═════ RECORDS TO PROCESS

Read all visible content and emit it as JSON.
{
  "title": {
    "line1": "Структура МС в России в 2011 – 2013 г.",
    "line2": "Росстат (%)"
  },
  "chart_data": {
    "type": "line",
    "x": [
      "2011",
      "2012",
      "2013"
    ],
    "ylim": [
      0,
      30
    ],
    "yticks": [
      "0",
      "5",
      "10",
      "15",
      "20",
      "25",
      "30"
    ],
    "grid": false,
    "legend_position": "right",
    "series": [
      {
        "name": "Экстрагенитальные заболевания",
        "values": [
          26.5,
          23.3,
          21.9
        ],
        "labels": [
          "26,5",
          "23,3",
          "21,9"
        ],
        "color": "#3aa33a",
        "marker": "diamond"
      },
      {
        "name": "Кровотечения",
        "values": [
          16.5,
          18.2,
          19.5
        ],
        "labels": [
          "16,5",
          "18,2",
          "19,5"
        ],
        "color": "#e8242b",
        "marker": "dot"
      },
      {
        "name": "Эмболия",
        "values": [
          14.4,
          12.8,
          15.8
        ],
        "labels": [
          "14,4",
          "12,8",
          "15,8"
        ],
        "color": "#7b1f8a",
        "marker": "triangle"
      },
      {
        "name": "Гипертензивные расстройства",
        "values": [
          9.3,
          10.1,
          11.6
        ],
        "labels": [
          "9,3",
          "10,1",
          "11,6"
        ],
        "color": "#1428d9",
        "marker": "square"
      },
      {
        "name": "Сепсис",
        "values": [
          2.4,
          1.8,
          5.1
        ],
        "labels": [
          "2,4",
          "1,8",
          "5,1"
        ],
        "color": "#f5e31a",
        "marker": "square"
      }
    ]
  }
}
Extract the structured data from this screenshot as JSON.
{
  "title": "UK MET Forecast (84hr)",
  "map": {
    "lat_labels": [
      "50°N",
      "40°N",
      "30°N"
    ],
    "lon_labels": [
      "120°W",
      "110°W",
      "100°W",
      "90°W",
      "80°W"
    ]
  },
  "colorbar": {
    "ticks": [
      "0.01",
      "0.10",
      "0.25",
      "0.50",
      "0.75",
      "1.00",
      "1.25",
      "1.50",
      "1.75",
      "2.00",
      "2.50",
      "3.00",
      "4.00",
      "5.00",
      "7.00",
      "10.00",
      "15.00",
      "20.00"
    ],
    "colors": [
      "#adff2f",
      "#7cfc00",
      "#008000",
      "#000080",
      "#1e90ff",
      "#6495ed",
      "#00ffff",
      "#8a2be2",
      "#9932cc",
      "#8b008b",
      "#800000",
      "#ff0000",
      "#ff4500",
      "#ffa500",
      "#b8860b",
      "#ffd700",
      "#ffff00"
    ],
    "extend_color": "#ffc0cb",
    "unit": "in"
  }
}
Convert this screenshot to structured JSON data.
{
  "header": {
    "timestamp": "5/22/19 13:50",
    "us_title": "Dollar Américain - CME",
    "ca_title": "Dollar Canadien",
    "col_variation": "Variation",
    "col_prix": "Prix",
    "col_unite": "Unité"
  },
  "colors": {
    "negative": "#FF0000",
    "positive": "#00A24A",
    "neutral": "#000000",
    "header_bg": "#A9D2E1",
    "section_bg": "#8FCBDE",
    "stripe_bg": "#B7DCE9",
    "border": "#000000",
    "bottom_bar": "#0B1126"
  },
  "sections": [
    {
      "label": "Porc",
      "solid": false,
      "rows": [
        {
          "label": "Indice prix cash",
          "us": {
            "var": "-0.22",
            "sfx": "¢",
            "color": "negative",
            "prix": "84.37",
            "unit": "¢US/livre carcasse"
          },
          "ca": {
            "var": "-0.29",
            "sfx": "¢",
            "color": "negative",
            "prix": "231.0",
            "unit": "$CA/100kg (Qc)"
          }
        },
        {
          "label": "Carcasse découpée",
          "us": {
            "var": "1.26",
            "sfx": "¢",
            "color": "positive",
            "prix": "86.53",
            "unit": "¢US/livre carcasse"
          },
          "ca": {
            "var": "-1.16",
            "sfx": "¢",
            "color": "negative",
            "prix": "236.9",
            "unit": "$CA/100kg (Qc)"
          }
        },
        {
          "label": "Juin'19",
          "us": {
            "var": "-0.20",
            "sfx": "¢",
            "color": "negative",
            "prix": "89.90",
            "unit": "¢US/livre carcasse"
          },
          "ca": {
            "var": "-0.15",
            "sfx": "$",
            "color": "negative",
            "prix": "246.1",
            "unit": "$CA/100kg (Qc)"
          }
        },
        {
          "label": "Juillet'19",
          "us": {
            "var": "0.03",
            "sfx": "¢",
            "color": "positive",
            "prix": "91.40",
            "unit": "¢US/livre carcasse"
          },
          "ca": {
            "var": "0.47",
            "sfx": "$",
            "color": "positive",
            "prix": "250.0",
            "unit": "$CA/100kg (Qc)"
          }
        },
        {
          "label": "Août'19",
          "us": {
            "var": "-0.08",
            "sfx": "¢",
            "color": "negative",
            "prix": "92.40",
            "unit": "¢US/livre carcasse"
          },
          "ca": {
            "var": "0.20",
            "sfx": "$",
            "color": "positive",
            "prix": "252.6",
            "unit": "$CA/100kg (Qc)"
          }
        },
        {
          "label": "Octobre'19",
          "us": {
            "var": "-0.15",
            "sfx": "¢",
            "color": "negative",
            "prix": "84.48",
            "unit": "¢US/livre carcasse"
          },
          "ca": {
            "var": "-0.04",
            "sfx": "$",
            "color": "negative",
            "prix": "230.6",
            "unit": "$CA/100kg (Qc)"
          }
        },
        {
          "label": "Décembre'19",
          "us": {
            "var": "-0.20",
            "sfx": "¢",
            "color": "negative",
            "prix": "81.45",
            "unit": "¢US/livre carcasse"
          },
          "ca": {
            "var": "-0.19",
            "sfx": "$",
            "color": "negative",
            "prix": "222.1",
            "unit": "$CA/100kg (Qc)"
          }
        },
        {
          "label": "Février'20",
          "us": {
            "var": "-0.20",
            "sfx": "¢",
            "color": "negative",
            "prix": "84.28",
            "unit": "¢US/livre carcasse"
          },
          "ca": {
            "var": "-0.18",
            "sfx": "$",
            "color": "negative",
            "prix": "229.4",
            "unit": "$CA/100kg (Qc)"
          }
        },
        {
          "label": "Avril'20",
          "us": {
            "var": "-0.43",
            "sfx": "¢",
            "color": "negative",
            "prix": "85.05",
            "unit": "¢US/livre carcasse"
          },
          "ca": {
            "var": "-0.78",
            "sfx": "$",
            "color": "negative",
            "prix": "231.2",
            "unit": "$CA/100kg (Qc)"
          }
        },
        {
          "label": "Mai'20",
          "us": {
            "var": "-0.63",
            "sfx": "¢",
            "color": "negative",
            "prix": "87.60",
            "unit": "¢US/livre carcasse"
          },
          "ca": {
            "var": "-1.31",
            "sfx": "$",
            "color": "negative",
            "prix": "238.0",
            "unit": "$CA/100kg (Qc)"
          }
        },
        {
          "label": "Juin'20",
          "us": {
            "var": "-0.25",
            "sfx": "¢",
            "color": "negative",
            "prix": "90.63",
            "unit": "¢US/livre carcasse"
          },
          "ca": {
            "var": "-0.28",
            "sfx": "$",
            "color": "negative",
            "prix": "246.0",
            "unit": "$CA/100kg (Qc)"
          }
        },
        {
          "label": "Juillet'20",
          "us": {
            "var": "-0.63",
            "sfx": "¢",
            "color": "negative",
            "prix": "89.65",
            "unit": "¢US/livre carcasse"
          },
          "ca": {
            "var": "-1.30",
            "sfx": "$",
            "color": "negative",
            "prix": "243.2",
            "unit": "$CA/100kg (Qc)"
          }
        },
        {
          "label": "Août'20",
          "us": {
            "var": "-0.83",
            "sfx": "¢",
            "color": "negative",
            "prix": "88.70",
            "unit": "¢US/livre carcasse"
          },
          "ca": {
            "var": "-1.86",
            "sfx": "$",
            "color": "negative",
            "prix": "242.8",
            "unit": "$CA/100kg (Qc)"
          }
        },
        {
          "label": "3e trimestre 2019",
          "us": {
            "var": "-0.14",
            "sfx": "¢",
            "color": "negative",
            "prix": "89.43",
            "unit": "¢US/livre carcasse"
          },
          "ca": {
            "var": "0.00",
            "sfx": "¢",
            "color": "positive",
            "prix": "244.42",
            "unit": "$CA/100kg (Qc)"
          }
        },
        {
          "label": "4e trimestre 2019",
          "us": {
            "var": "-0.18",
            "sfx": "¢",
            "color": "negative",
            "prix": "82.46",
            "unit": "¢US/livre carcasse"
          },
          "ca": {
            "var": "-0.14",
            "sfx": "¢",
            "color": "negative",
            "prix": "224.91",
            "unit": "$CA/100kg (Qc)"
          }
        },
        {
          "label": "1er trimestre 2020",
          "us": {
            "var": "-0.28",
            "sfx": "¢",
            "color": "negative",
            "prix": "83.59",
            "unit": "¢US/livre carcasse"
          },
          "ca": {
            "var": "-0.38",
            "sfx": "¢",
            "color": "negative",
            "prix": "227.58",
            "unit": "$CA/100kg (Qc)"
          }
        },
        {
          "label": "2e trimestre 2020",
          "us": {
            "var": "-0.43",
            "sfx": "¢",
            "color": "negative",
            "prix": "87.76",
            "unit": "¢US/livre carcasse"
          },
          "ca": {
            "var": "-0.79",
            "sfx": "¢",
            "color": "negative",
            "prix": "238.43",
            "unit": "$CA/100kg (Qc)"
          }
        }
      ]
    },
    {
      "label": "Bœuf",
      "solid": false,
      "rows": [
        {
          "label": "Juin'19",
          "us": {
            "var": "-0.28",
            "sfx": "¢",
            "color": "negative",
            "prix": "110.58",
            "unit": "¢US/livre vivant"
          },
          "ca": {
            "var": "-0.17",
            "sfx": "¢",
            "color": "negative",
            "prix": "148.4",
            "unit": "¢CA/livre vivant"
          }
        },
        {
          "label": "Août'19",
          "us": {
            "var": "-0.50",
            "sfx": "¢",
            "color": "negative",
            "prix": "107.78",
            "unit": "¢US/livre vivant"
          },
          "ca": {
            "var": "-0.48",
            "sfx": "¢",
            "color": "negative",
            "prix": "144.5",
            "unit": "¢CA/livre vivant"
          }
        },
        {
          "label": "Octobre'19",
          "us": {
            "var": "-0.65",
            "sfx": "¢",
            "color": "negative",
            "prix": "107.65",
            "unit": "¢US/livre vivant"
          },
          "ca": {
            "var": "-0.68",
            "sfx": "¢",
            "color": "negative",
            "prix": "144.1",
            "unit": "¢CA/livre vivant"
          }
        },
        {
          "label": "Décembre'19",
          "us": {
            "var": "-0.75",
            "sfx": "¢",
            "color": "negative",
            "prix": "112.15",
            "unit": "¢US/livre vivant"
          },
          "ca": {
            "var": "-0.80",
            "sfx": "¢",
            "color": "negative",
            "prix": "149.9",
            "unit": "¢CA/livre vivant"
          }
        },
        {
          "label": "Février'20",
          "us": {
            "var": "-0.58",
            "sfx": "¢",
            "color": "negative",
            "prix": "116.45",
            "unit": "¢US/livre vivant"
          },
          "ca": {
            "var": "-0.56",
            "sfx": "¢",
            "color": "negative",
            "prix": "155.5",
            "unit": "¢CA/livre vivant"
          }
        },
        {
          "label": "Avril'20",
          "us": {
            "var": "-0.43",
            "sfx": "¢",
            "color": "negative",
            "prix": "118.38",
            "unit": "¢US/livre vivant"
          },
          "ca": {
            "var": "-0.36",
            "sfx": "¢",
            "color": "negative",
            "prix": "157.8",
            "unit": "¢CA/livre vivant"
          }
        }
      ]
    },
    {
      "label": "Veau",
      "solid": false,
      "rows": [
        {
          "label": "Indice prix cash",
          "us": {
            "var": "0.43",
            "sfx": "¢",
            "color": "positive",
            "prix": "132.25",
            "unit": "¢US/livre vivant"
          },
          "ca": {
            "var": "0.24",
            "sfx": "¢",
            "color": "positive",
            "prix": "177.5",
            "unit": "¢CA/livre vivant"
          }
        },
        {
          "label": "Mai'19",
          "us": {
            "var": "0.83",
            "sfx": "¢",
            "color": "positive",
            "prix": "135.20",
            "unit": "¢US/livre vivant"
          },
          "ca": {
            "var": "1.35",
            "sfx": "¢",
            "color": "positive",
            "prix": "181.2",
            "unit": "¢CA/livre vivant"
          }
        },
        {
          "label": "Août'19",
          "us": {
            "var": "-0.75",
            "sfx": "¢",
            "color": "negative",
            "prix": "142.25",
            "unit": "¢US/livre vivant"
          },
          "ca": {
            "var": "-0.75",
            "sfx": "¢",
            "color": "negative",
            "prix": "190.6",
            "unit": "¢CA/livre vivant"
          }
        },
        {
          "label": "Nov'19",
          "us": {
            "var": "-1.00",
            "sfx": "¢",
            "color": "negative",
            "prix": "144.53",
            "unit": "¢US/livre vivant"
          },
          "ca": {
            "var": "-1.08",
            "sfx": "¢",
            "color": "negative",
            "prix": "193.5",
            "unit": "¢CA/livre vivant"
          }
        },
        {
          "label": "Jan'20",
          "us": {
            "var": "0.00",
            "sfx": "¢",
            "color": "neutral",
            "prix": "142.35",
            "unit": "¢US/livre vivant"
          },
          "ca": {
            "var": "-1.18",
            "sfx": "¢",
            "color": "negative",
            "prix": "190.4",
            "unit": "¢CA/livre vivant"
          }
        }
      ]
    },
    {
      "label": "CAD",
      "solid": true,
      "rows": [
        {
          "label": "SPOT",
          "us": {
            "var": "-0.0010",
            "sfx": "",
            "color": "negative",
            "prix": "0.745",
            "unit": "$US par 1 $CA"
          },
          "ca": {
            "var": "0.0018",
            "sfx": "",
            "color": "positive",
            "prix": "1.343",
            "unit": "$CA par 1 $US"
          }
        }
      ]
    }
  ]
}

══════════

§ **WHAT YOU SHOULD DO**: Which lines include the word "screenshot"? Copy every one of them.

§ **RESPONSE TO THIS TASK**:
Extract the structured data from this screenshot as JSON.
Convert this screenshot to structured JSON data.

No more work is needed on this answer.